> [The data]
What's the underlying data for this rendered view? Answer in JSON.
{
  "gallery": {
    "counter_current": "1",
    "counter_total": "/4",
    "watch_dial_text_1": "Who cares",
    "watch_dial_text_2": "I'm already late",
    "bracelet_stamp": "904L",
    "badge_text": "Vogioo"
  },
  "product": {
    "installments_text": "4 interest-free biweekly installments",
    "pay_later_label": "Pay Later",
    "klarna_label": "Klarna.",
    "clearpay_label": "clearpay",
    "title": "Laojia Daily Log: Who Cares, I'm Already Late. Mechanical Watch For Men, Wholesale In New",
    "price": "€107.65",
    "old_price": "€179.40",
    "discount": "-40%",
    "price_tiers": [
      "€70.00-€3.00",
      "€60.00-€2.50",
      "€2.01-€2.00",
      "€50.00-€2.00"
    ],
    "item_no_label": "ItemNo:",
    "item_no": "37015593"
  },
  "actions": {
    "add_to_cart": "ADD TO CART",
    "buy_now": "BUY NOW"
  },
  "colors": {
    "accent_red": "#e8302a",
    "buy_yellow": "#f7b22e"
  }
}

> [Task requirements]
Return the entries above exactly as they appear.

> [Response to this task]
What's the underlying data for this rendered view? Answer in JSON.
{
  "gallery": {
    "counter_current": "1",
    "counter_total": "/4",
    "watch_dial_text_1": "Who cares",
    "watch_dial_text_2": "I'm already late",
    "bracelet_stamp": "904L",
    "badge_text": "Vogioo"
  },
  "product": {
    "installments_text": "4 interest-free biweekly installments",
    "pay_later_label": "Pay Later",
    "klarna_label": "Klarna.",
    "clearpay_label": "clearpay",
    "title": "Laojia Daily Log: Who Cares, I'm Already Late. Mechanical Watch For Men, Wholesale In New",
    "price": "€107.65",
    "old_price": "€179.40",
    "discount": "-40%",
    "price_tiers": [
      "€70.00-€3.00",
      "€60.00-€2.50",
      "€2.01-€2.00",
      "€50.00-€2.00"
    ],
    "item_no_label": "ItemNo:",
    "item_no": "37015593"
  },
  "actions": {
    "add_to_cart": "ADD TO CART",
    "buy_now": "BUY NOW"
  },
  "colors": {
    "accent_red": "#e8302a",
    "buy_yellow": "#f7b22e"
  }
}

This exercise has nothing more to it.